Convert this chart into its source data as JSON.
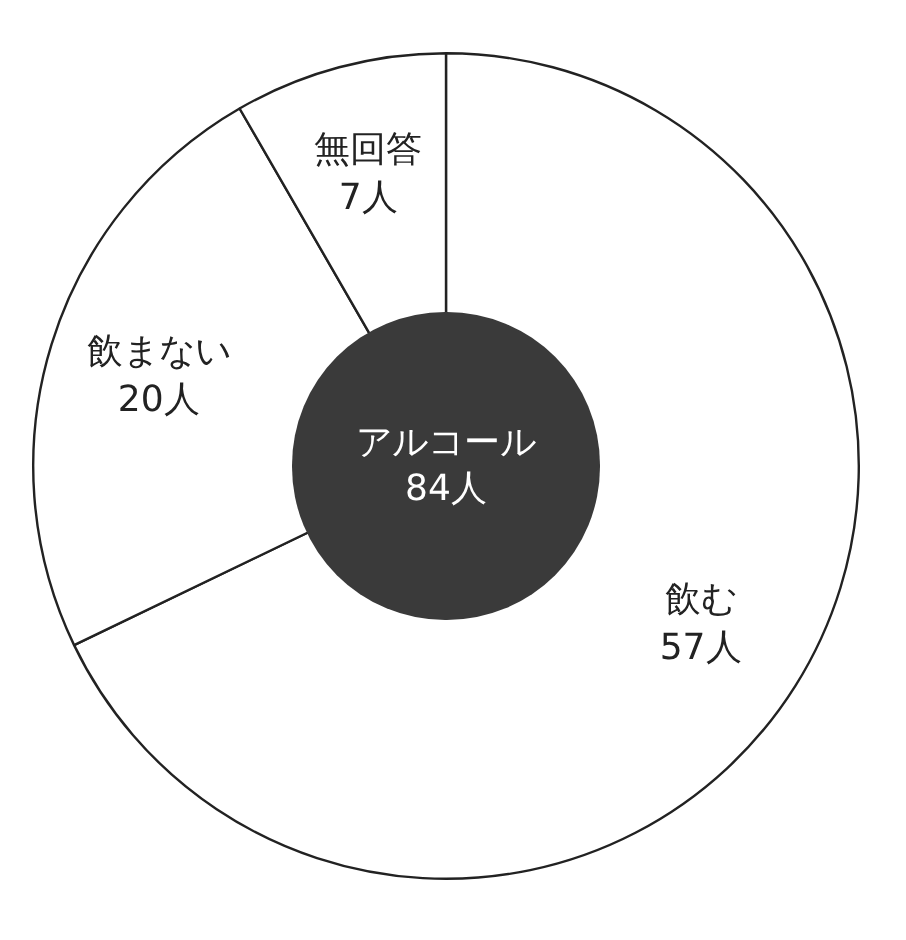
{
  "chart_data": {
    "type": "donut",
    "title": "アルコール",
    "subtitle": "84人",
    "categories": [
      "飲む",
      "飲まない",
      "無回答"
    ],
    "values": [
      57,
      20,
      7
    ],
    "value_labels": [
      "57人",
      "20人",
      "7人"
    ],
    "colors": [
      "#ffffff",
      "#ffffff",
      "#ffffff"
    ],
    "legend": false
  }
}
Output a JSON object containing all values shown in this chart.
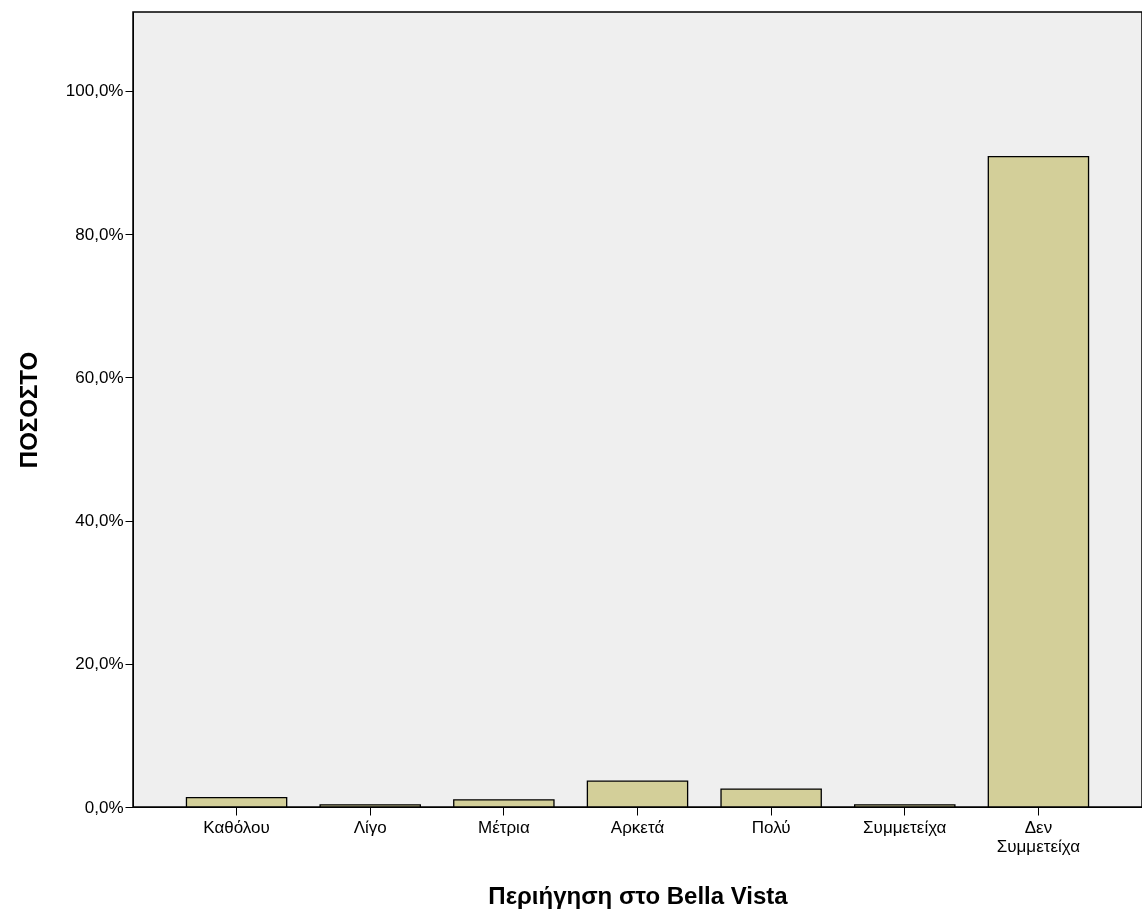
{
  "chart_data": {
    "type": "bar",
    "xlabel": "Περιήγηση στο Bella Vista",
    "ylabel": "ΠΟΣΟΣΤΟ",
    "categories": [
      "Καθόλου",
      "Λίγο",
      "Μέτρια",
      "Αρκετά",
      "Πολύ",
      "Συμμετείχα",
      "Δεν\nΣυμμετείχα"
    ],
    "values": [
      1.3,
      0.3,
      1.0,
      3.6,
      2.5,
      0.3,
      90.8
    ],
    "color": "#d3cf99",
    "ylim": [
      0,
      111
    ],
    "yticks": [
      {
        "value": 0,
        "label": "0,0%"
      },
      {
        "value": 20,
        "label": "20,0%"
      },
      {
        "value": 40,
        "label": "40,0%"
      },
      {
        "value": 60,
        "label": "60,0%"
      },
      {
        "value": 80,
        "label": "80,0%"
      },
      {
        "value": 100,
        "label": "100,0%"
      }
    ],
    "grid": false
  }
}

==

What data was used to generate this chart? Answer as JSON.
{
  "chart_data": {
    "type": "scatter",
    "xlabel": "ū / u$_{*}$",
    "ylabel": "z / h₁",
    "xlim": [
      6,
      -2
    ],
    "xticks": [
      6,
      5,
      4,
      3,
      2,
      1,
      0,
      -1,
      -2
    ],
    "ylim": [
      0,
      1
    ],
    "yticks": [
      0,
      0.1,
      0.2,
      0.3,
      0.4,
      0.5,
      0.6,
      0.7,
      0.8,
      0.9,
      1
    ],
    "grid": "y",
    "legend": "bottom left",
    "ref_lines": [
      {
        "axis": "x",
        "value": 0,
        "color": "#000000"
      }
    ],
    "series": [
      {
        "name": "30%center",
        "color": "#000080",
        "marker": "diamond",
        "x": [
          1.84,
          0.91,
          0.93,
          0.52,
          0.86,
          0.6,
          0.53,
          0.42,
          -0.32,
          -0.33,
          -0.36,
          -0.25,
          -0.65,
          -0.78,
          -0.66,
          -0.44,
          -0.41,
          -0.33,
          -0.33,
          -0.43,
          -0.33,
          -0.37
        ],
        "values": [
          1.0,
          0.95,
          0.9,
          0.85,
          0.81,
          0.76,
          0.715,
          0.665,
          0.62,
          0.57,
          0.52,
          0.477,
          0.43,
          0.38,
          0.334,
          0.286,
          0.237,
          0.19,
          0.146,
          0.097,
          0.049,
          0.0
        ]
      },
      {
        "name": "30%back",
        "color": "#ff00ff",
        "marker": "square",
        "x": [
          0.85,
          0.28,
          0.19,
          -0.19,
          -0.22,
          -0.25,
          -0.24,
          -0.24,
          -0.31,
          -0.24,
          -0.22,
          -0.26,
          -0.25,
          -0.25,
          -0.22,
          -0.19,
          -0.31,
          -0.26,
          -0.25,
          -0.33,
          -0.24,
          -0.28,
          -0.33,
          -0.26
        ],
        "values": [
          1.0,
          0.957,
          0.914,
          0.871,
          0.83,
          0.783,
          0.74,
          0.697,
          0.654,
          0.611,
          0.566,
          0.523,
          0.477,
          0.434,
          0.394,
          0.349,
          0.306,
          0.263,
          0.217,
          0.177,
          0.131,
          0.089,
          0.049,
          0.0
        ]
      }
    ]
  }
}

* _Problem to solve_
In the records above, find each line with the word "this" and copy it.

* _Answer to the task_
Convert this chart into its source data as JSON.
Output a JSON object containing all values shown in this chart.
What data was used to generate this chart? Answer as JSON.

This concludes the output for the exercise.